- **TASK INPUTS**:
────────────────

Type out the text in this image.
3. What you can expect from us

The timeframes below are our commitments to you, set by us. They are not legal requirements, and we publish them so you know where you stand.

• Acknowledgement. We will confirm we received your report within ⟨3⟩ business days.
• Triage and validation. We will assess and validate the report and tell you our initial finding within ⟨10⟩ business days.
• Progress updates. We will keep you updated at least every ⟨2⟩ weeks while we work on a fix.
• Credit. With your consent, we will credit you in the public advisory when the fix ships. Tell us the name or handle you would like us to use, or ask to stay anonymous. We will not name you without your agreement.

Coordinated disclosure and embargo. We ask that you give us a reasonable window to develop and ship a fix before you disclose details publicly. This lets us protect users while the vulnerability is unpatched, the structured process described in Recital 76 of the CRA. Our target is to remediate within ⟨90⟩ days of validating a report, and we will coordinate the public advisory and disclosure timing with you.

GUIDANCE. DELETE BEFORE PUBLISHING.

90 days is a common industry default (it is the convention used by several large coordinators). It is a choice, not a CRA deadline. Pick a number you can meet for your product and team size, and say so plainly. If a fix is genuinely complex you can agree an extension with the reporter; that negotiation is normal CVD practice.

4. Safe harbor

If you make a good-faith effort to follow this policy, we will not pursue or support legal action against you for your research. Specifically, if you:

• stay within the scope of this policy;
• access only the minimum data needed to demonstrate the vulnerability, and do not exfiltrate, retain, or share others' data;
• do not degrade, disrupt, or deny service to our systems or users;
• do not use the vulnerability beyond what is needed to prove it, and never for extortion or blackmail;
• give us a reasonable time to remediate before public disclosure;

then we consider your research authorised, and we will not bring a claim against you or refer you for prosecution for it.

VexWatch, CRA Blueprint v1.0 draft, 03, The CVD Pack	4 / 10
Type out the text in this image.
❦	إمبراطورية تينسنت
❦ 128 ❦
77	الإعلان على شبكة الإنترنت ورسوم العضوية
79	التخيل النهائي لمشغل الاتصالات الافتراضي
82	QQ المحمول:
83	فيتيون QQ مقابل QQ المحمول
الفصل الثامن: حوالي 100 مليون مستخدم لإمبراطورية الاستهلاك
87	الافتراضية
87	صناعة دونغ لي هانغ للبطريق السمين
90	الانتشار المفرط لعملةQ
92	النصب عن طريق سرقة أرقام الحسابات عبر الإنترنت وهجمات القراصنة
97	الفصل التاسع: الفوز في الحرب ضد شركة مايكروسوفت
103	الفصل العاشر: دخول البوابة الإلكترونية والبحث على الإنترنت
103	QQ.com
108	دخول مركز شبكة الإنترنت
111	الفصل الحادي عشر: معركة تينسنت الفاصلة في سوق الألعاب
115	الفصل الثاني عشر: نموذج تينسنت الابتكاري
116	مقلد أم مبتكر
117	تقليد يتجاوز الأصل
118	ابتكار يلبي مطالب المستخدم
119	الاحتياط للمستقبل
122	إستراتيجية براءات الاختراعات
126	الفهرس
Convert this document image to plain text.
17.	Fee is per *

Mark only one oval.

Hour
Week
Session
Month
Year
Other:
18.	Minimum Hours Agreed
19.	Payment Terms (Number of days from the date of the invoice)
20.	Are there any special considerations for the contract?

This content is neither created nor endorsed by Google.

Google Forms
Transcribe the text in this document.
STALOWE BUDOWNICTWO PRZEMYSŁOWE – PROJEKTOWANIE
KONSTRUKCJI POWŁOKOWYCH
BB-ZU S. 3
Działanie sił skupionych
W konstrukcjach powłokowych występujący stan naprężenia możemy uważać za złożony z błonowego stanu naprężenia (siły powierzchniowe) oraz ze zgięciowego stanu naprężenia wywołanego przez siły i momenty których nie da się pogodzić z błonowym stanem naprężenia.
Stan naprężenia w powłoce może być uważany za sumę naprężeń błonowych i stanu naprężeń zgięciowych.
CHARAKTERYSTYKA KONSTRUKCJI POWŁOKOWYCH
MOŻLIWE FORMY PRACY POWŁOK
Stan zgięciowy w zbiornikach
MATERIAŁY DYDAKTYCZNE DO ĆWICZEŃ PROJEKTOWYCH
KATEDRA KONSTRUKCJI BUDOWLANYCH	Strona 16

────────────────

- **GIVEN TASK**:
Return every line from the records above that holds the word "only".

- **RESULT BELOW**:
• access only the minimum data needed to demonstrate the vulnerability, and do not exfiltrate, retain, or share others' data;
Mark only one oval.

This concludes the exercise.